What is needed → Locate each line in the records containing "alert". Copy it.

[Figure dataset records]
[START]

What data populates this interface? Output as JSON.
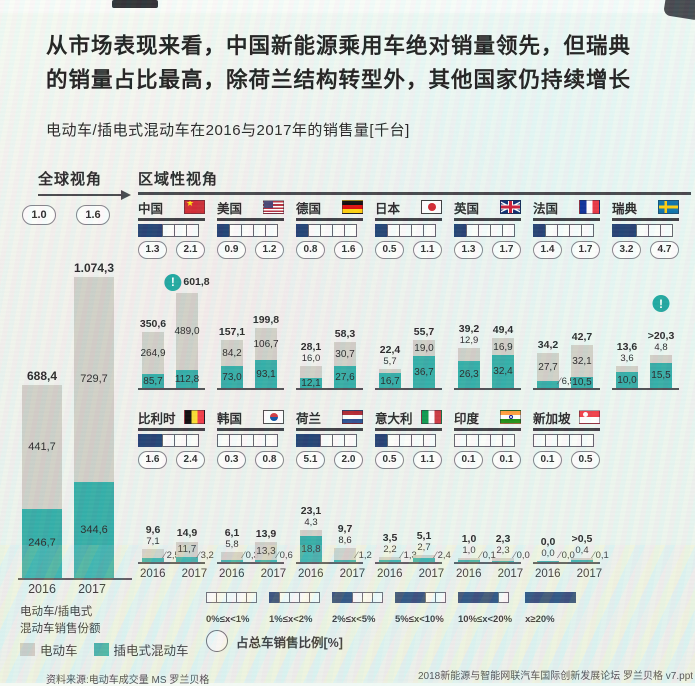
{
  "title": "从市场表现来看，中国新能源乘用车绝对销量领先，但瑞典的销量占比最高，除荷兰结构转型外，其他国家仍持续增长",
  "subtitle": "电动车/插电式混动车在2016与2017年的销售量[千台]",
  "years": [
    "2016",
    "2017"
  ],
  "legend": {
    "ev": "电动车",
    "phev": "插电式混动车",
    "circle": "占总车销售比例[%]"
  },
  "colors": {
    "ev": "#c9c8c0",
    "phev": "#2aa9a3",
    "square_filled": "#17376d",
    "alert": "#14a39c"
  },
  "source_left": "资料来源:电动车成交量 MS 罗兰贝格",
  "source_right": "2018新能源与智能网联汽车国际创新发展论坛 罗兰贝格 v7.ppt",
  "chart_data": {
    "type": "bar",
    "unit": "千台",
    "title": "电动车/插电式混动车在2016与2017年的销售量[千台]",
    "stacked_series": [
      "电动车",
      "插电式混动车"
    ],
    "global": {
      "label": "全球视角",
      "axis_label_1": "电动车/插电式",
      "axis_label_2": "混动车销售份额",
      "shares": [
        "1.0",
        "1.6"
      ],
      "bars": [
        {
          "year": "2016",
          "total": 688.4,
          "ev": 441.7,
          "phev": 246.7,
          "total_label": "688,4",
          "ev_label": "441,7",
          "phev_label": "246,7"
        },
        {
          "year": "2017",
          "total": 1074.3,
          "ev": 729.7,
          "phev": 344.6,
          "total_label": "1.074,3",
          "ev_label": "729,7",
          "phev_label": "344,6"
        }
      ]
    },
    "regional": {
      "label": "区域性视角",
      "share_categories": [
        "0%≤x<1%",
        "1%≤x<2%",
        "2%≤x<5%",
        "5%≤x<10%",
        "10%≤x<20%",
        "x≥20%"
      ],
      "rows": [
        [
          {
            "name": "中国",
            "flag": "cn",
            "filled": 2,
            "shares": [
              "1.3",
              "2.1"
            ],
            "bars": [
              {
                "year": "2016",
                "total": 350.6,
                "ev": 264.9,
                "phev": 85.7,
                "total_label": "350,6",
                "ev_label": "264,9",
                "phev_label": "85,7"
              },
              {
                "year": "2017",
                "total": 601.8,
                "ev": 489.0,
                "phev": 112.8,
                "total_label": "601,8",
                "ev_label": "489,0",
                "phev_label": "112,8",
                "alert": "inline"
              }
            ]
          },
          {
            "name": "美国",
            "flag": "us",
            "filled": 1,
            "shares": [
              "0.9",
              "1.2"
            ],
            "bars": [
              {
                "year": "2016",
                "total": 157.1,
                "ev": 84.2,
                "phev": 73.0,
                "total_label": "157,1",
                "ev_label": "84,2",
                "phev_label": "73,0"
              },
              {
                "year": "2017",
                "total": 199.8,
                "ev": 106.7,
                "phev": 93.1,
                "total_label": "199,8",
                "ev_label": "106,7",
                "phev_label": "93,1"
              }
            ]
          },
          {
            "name": "德国",
            "flag": "de",
            "filled": 1,
            "shares": [
              "0.8",
              "1.6"
            ],
            "bars": [
              {
                "year": "2016",
                "total": 28.1,
                "ev": 16.0,
                "phev": 12.1,
                "total_label": "28,1",
                "ev_label": "16,0",
                "phev_label": "12,1"
              },
              {
                "year": "2017",
                "total": 58.3,
                "ev": 30.7,
                "phev": 27.6,
                "total_label": "58,3",
                "ev_label": "30,7",
                "phev_label": "27,6"
              }
            ]
          },
          {
            "name": "日本",
            "flag": "jp",
            "filled": 1,
            "shares": [
              "0.5",
              "1.1"
            ],
            "bars": [
              {
                "year": "2016",
                "total": 22.4,
                "ev": 5.7,
                "phev": 16.7,
                "total_label": "22,4",
                "ev_label": "5,7",
                "phev_label": "16,7"
              },
              {
                "year": "2017",
                "total": 55.7,
                "ev": 19.0,
                "phev": 36.7,
                "total_label": "55,7",
                "ev_label": "19,0",
                "phev_label": "36,7"
              }
            ]
          },
          {
            "name": "英国",
            "flag": "gb",
            "filled": 1,
            "shares": [
              "1.3",
              "1.7"
            ],
            "bars": [
              {
                "year": "2016",
                "total": 39.2,
                "ev": 12.9,
                "phev": 26.3,
                "total_label": "39,2",
                "ev_label": "12,9",
                "phev_label": "26,3"
              },
              {
                "year": "2017",
                "total": 49.4,
                "ev": 16.9,
                "phev": 32.4,
                "total_label": "49,4",
                "ev_label": "16,9",
                "phev_label": "32,4"
              }
            ]
          },
          {
            "name": "法国",
            "flag": "fr",
            "filled": 1,
            "shares": [
              "1.4",
              "1.7"
            ],
            "bars": [
              {
                "year": "2016",
                "total": 34.2,
                "ev": 27.7,
                "phev": 6.5,
                "total_label": "34,2",
                "ev_label": "27,7",
                "phev_label": "6,5"
              },
              {
                "year": "2017",
                "total": 42.7,
                "ev": 32.1,
                "phev": 10.5,
                "total_label": "42,7",
                "ev_label": "32,1",
                "phev_label": "10,5"
              }
            ]
          },
          {
            "name": "瑞典",
            "flag": "se",
            "filled": 2,
            "shares": [
              "3.2",
              "4.7"
            ],
            "bars": [
              {
                "year": "2016",
                "total": 13.6,
                "ev": 3.6,
                "phev": 10.0,
                "total_label": "13,6",
                "ev_label": "3,6",
                "phev_label": "10,0"
              },
              {
                "year": "2017",
                "total": 20.3,
                "ev": 4.8,
                "phev": 15.5,
                "total_label": ">20,3",
                "ev_label": "4,8",
                "phev_label": "15,5",
                "alert": "above"
              }
            ]
          }
        ],
        [
          {
            "name": "比利时",
            "flag": "be",
            "filled": 2,
            "shares": [
              "1.6",
              "2.4"
            ],
            "bars": [
              {
                "year": "2016",
                "total": 9.6,
                "ev": 7.1,
                "phev": 2.5,
                "total_label": "9,6",
                "ev_label": "7,1",
                "phev_label": "2,5"
              },
              {
                "year": "2017",
                "total": 14.9,
                "ev": 11.7,
                "phev": 3.2,
                "total_label": "14,9",
                "ev_label": "11,7",
                "phev_label": "3,2"
              }
            ]
          },
          {
            "name": "韩国",
            "flag": "kr",
            "filled": 0,
            "shares": [
              "0.3",
              "0.8"
            ],
            "bars": [
              {
                "year": "2016",
                "total": 6.1,
                "ev": 5.8,
                "phev": 0.3,
                "total_label": "6,1",
                "ev_label": "5,8",
                "phev_label": "0,3"
              },
              {
                "year": "2017",
                "total": 13.9,
                "ev": 13.3,
                "phev": 0.6,
                "total_label": "13,9",
                "ev_label": "13,3",
                "phev_label": "0,6"
              }
            ]
          },
          {
            "name": "荷兰",
            "flag": "nl",
            "filled": 2,
            "shares": [
              "5.1",
              "2.0"
            ],
            "bars": [
              {
                "year": "2016",
                "total": 23.1,
                "ev": 4.3,
                "phev": 18.8,
                "total_label": "23,1",
                "ev_label": "4,3",
                "phev_label": "18,8"
              },
              {
                "year": "2017",
                "total": 9.7,
                "ev": 8.6,
                "phev": 1.2,
                "total_label": "9,7",
                "ev_label": "8,6",
                "phev_label": "1,2"
              }
            ]
          },
          {
            "name": "意大利",
            "flag": "it",
            "filled": 1,
            "shares": [
              "0.5",
              "1.1"
            ],
            "bars": [
              {
                "year": "2016",
                "total": 3.5,
                "ev": 2.2,
                "phev": 1.3,
                "total_label": "3,5",
                "ev_label": "2,2",
                "phev_label": "1,3"
              },
              {
                "year": "2017",
                "total": 5.1,
                "ev": 2.7,
                "phev": 2.4,
                "total_label": "5,1",
                "ev_label": "2,7",
                "phev_label": "2,4"
              }
            ]
          },
          {
            "name": "印度",
            "flag": "ind",
            "filled": 0,
            "shares": [
              "0.1",
              "0.1"
            ],
            "bars": [
              {
                "year": "2016",
                "total": 1.0,
                "ev": 1.0,
                "phev": 0.1,
                "total_label": "1,0",
                "ev_label": "1,0",
                "phev_label": "0,1"
              },
              {
                "year": "2017",
                "total": 2.3,
                "ev": 2.3,
                "phev": 0.0,
                "total_label": "2,3",
                "ev_label": "2,3",
                "phev_label": "0,0"
              }
            ]
          },
          {
            "name": "新加坡",
            "flag": "sg",
            "filled": 0,
            "shares": [
              "0.1",
              "0.5"
            ],
            "bars": [
              {
                "year": "2016",
                "total": 0.0,
                "ev": 0.0,
                "phev": 0.0,
                "total_label": "0,0",
                "ev_label": "0,0",
                "phev_label": "0,0"
              },
              {
                "year": "2017",
                "total": 0.5,
                "ev": 0.4,
                "phev": 0.1,
                "total_label": ">0,5",
                "ev_label": "0,4",
                "phev_label": "0,1"
              }
            ]
          }
        ]
      ]
    }
  }
}
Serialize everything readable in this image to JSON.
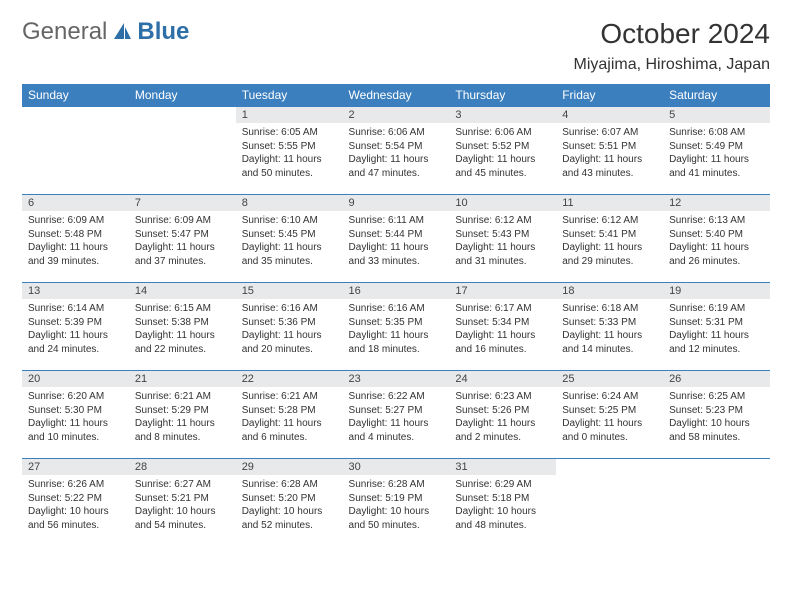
{
  "brand": {
    "part1": "General",
    "part2": "Blue"
  },
  "title": "October 2024",
  "location": "Miyajima, Hiroshima, Japan",
  "colors": {
    "header_bg": "#3b7fbf",
    "header_text": "#ffffff",
    "daynum_bg": "#e7e9eb",
    "row_border": "#3b7fbf",
    "logo_accent": "#2f6fa8"
  },
  "weekdays": [
    "Sunday",
    "Monday",
    "Tuesday",
    "Wednesday",
    "Thursday",
    "Friday",
    "Saturday"
  ],
  "cells": [
    {
      "day": "",
      "sunrise": "",
      "sunset": "",
      "daylight": ""
    },
    {
      "day": "",
      "sunrise": "",
      "sunset": "",
      "daylight": ""
    },
    {
      "day": "1",
      "sunrise": "Sunrise: 6:05 AM",
      "sunset": "Sunset: 5:55 PM",
      "daylight": "Daylight: 11 hours and 50 minutes."
    },
    {
      "day": "2",
      "sunrise": "Sunrise: 6:06 AM",
      "sunset": "Sunset: 5:54 PM",
      "daylight": "Daylight: 11 hours and 47 minutes."
    },
    {
      "day": "3",
      "sunrise": "Sunrise: 6:06 AM",
      "sunset": "Sunset: 5:52 PM",
      "daylight": "Daylight: 11 hours and 45 minutes."
    },
    {
      "day": "4",
      "sunrise": "Sunrise: 6:07 AM",
      "sunset": "Sunset: 5:51 PM",
      "daylight": "Daylight: 11 hours and 43 minutes."
    },
    {
      "day": "5",
      "sunrise": "Sunrise: 6:08 AM",
      "sunset": "Sunset: 5:49 PM",
      "daylight": "Daylight: 11 hours and 41 minutes."
    },
    {
      "day": "6",
      "sunrise": "Sunrise: 6:09 AM",
      "sunset": "Sunset: 5:48 PM",
      "daylight": "Daylight: 11 hours and 39 minutes."
    },
    {
      "day": "7",
      "sunrise": "Sunrise: 6:09 AM",
      "sunset": "Sunset: 5:47 PM",
      "daylight": "Daylight: 11 hours and 37 minutes."
    },
    {
      "day": "8",
      "sunrise": "Sunrise: 6:10 AM",
      "sunset": "Sunset: 5:45 PM",
      "daylight": "Daylight: 11 hours and 35 minutes."
    },
    {
      "day": "9",
      "sunrise": "Sunrise: 6:11 AM",
      "sunset": "Sunset: 5:44 PM",
      "daylight": "Daylight: 11 hours and 33 minutes."
    },
    {
      "day": "10",
      "sunrise": "Sunrise: 6:12 AM",
      "sunset": "Sunset: 5:43 PM",
      "daylight": "Daylight: 11 hours and 31 minutes."
    },
    {
      "day": "11",
      "sunrise": "Sunrise: 6:12 AM",
      "sunset": "Sunset: 5:41 PM",
      "daylight": "Daylight: 11 hours and 29 minutes."
    },
    {
      "day": "12",
      "sunrise": "Sunrise: 6:13 AM",
      "sunset": "Sunset: 5:40 PM",
      "daylight": "Daylight: 11 hours and 26 minutes."
    },
    {
      "day": "13",
      "sunrise": "Sunrise: 6:14 AM",
      "sunset": "Sunset: 5:39 PM",
      "daylight": "Daylight: 11 hours and 24 minutes."
    },
    {
      "day": "14",
      "sunrise": "Sunrise: 6:15 AM",
      "sunset": "Sunset: 5:38 PM",
      "daylight": "Daylight: 11 hours and 22 minutes."
    },
    {
      "day": "15",
      "sunrise": "Sunrise: 6:16 AM",
      "sunset": "Sunset: 5:36 PM",
      "daylight": "Daylight: 11 hours and 20 minutes."
    },
    {
      "day": "16",
      "sunrise": "Sunrise: 6:16 AM",
      "sunset": "Sunset: 5:35 PM",
      "daylight": "Daylight: 11 hours and 18 minutes."
    },
    {
      "day": "17",
      "sunrise": "Sunrise: 6:17 AM",
      "sunset": "Sunset: 5:34 PM",
      "daylight": "Daylight: 11 hours and 16 minutes."
    },
    {
      "day": "18",
      "sunrise": "Sunrise: 6:18 AM",
      "sunset": "Sunset: 5:33 PM",
      "daylight": "Daylight: 11 hours and 14 minutes."
    },
    {
      "day": "19",
      "sunrise": "Sunrise: 6:19 AM",
      "sunset": "Sunset: 5:31 PM",
      "daylight": "Daylight: 11 hours and 12 minutes."
    },
    {
      "day": "20",
      "sunrise": "Sunrise: 6:20 AM",
      "sunset": "Sunset: 5:30 PM",
      "daylight": "Daylight: 11 hours and 10 minutes."
    },
    {
      "day": "21",
      "sunrise": "Sunrise: 6:21 AM",
      "sunset": "Sunset: 5:29 PM",
      "daylight": "Daylight: 11 hours and 8 minutes."
    },
    {
      "day": "22",
      "sunrise": "Sunrise: 6:21 AM",
      "sunset": "Sunset: 5:28 PM",
      "daylight": "Daylight: 11 hours and 6 minutes."
    },
    {
      "day": "23",
      "sunrise": "Sunrise: 6:22 AM",
      "sunset": "Sunset: 5:27 PM",
      "daylight": "Daylight: 11 hours and 4 minutes."
    },
    {
      "day": "24",
      "sunrise": "Sunrise: 6:23 AM",
      "sunset": "Sunset: 5:26 PM",
      "daylight": "Daylight: 11 hours and 2 minutes."
    },
    {
      "day": "25",
      "sunrise": "Sunrise: 6:24 AM",
      "sunset": "Sunset: 5:25 PM",
      "daylight": "Daylight: 11 hours and 0 minutes."
    },
    {
      "day": "26",
      "sunrise": "Sunrise: 6:25 AM",
      "sunset": "Sunset: 5:23 PM",
      "daylight": "Daylight: 10 hours and 58 minutes."
    },
    {
      "day": "27",
      "sunrise": "Sunrise: 6:26 AM",
      "sunset": "Sunset: 5:22 PM",
      "daylight": "Daylight: 10 hours and 56 minutes."
    },
    {
      "day": "28",
      "sunrise": "Sunrise: 6:27 AM",
      "sunset": "Sunset: 5:21 PM",
      "daylight": "Daylight: 10 hours and 54 minutes."
    },
    {
      "day": "29",
      "sunrise": "Sunrise: 6:28 AM",
      "sunset": "Sunset: 5:20 PM",
      "daylight": "Daylight: 10 hours and 52 minutes."
    },
    {
      "day": "30",
      "sunrise": "Sunrise: 6:28 AM",
      "sunset": "Sunset: 5:19 PM",
      "daylight": "Daylight: 10 hours and 50 minutes."
    },
    {
      "day": "31",
      "sunrise": "Sunrise: 6:29 AM",
      "sunset": "Sunset: 5:18 PM",
      "daylight": "Daylight: 10 hours and 48 minutes."
    },
    {
      "day": "",
      "sunrise": "",
      "sunset": "",
      "daylight": ""
    },
    {
      "day": "",
      "sunrise": "",
      "sunset": "",
      "daylight": ""
    }
  ]
}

[END]

Final result →
    "alert": "#14a39c"
                "alert": "inline"
                "alert": "above"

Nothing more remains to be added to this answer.